(TASK A) In the records below, copy out the lines starting at the one containing "69, 703, 129]" and ending at the one containing "8, 738, 18]", including both of those lines.

(DOCUMENT SEGMENT)
+++

The jurisprudence of the State is supreme and exclusive over personal injuries received by railroad employees while engaged in intrastate commerce. Corbett v. Boston & Maine Railroad, 219 Mass. 351, 356. Barrows v. Farnum’s Stage Lines, Inc. 254 Mass. 240, 245-246, and cases there reviewed. Commonwealth v. Potter, 254 Mass. 271, 273. It was said in Wabash Railroad v. Hayes, 234 U. S. 86, 89-90: “Had the injury occurred in interstate commerce . . . the Federal act undoubtedly would have been controlling and a recovery could not have been had under the common or statute law of the State; in other words, the Federal act would have been exclusive in its operation, not merely cumulative. [Cases cited.] On the other hand, if the injury occurred outside of interstate commerce, the Federal act was without application and the law of the State was controlling. Illinois Central Railroad v. Behrens, 233 U. S. 473.” Taylor v. Taylor, 232 U. S. 363, 368. Michigan Central Railroad v. Vreeland, 227 U. S. 59, 66-67. Toledo, St. Louis & Western Railroad v. Slavin, 236 U. S. 454. *423Raymond v. Chicago, Milwaukee & St. Paul Railway, 243 U. S. 43, 45. There are numerous cases where decisions of State courts have been reversed because recovery had been allowed under workmen’s compensation laws when, as the United States Supreme Court held, the injury had occurred while the employee was engaged in interstate commerce and where, therefore, the State laws were inapplicable and the Federal employers’ liability act governed the rights and liabilities of the parties. New York Central Railroad v. Winfield, 244 U. S. 147. New York Central Railroad v. Porter, 249 U. S. 168. Southern Pacific Co. v. Industrial Accident Commission, 251 U. S. 259. See, also, American Railroad v. Birch, 224 U. S. 547. It does not appear to have been suggested in any of these decisions that' railroad corporations were not subject to State workmen’s compensation acts as to their intrastate business. It was said by Chief Justice Marshall in Gibbons v. Ogden, 9 Wheat. 1, at page 195: “The completely internal commerce of a State, then, may be considered as reserved for the State itself.”
Both the words and the purpose of the act seem to require the conclusion that, with respect to the injury to the plaintiff occurring while he was engaged in intrastate commerce, the defendant is deprived of the defence that the injury was caused by a fellow servant of the plaintiff. ■
There is nothing contrary to this conclusion in Cox’s Case, 225 Mass. 220. It there was held that an employer must insure the whole of his business conducted within the Commonwealth as a single commercial or manufacturing entity, in order to secure the benefits of the act, and could not accept the act as to one part of that business and reject it as to another part. Transportation companies conducting both intrastate and interstate commerce were expressly excepted, at page 223, from the scope of that decision. Whatever was • there said was directed to the issue then before the court. The act does not require, and the decision in the Cox case does not mean, that an employer must insure branches or departments or kinds of businesses which for any reason are not within the jurisdiction of the General Court *424and thus necessarily outside the scope of the act. An employer, conducting some business within the jurisdiction of the General Court and other business outside that jurisdiction, may insure under the act with respect to his employees in the part of his business within that jurisdiction and secure with respect to them all the benefits of the act unaffected by the circumstance that he continues to conduct the part of his business outside that jurisdiction without such insurance; and he may continue to conduct this latter part of his business under the principles of legal obligation governing it, free from any effect flowing from insurance under the act as to the other part of his business conducted within the jurisdiction of the General Court. It is an implied condition of all statutes that they are intended to be operative only within the jurisdiction of the legislative body enacting them. This statement is subject to the limitation that, where an insured employer makes a contract in Massachusetts with one to become his employee and to do work outside the Commonwealth, there may be recovery under the act by the employee, if injured, according to the terms of St. 1927, c. 309, §§ 2, 3. Pederzoli’s Case, 269 Mass. 550. McLaughlin’s Case, 274 Mass. 217. See Keaney’s Case, 217 Mass. 5; compare Gould’s Case, 215 Mass. 480.

+++

(INPUT RECORDS)
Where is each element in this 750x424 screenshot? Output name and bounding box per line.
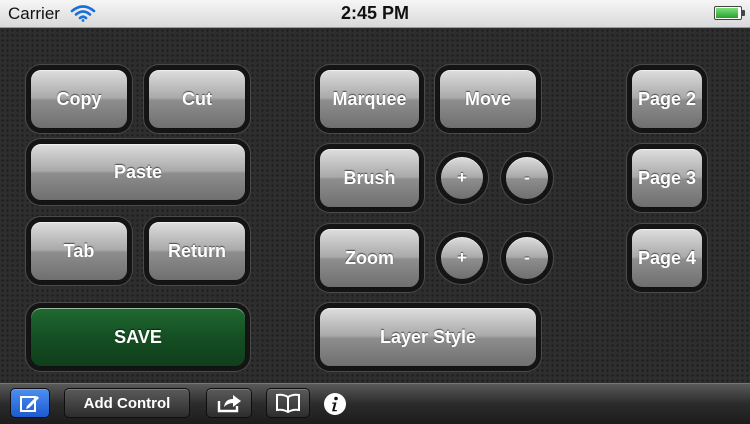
page-2-button[interactable]: Page 2	[631, 69, 703, 129]
zoom-button[interactable]: Zoom	[319, 228, 420, 288]
add-control-button[interactable]: Add Control	[64, 388, 190, 418]
wifi-icon	[70, 5, 96, 22]
bookmarks-button[interactable]	[266, 388, 310, 418]
status-bar: Carrier 2:45 PM	[0, 0, 750, 28]
edit-button[interactable]	[10, 388, 50, 418]
marquee-button[interactable]: Marquee	[319, 69, 420, 129]
page-3-button[interactable]: Page 3	[631, 148, 703, 208]
carrier-label: Carrier	[8, 4, 60, 23]
move-button[interactable]: Move	[439, 69, 537, 129]
battery-fill	[716, 8, 738, 18]
paste-button[interactable]: Paste	[30, 143, 246, 201]
book-icon	[276, 393, 300, 413]
edit-icon	[20, 396, 39, 412]
layer-style-button[interactable]: Layer Style	[319, 307, 537, 367]
copy-button[interactable]: Copy	[30, 69, 128, 129]
tab-button[interactable]: Tab	[30, 221, 128, 281]
brush-button[interactable]: Brush	[319, 148, 420, 208]
share-icon	[217, 395, 241, 413]
return-button[interactable]: Return	[148, 221, 246, 281]
battery-icon	[714, 6, 745, 20]
clock: 2:45 PM	[340, 3, 410, 23]
cut-button[interactable]: Cut	[148, 69, 246, 129]
battery-nub	[742, 10, 745, 16]
brush-minus-button[interactable]: -	[505, 156, 549, 200]
zoom-plus-button[interactable]: +	[440, 236, 484, 280]
brush-plus-button[interactable]: +	[440, 156, 484, 200]
share-button[interactable]	[206, 388, 252, 418]
save-button[interactable]: SAVE	[30, 307, 246, 367]
info-icon[interactable]	[323, 392, 347, 416]
zoom-minus-button[interactable]: -	[505, 236, 549, 280]
page-4-button[interactable]: Page 4	[631, 228, 703, 288]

+++

(TASK B) According to the court opinion excerpt, which defense is the defendant deprived of for the plaintiff's injury during intrastate commerce?

(REPLY A)
page-2-button[interactable]: Page 2	[631, 69, 703, 129]
zoom-button[interactable]: Zoom	[319, 228, 420, 288]
add-control-button[interactable]: Add Control	[64, 388, 190, 418]
wifi-icon	[70, 5, 96, 22]
bookmarks-button[interactable]	[266, 388, 310, 418]
status-bar: Carrier 2:45 PM	[0, 0, 750, 28]
edit-button[interactable]	[10, 388, 50, 418]
marquee-button[interactable]: Marquee	[319, 69, 420, 129]
page-3-button[interactable]: Page 3	[631, 148, 703, 208]
carrier-label: Carrier	[8, 4, 60, 23]
move-button[interactable]: Move	[439, 69, 537, 129]
battery-fill	[716, 8, 738, 18]

(REPLY B) The defense that the injury was caused by a fellow servant of the plaintiff.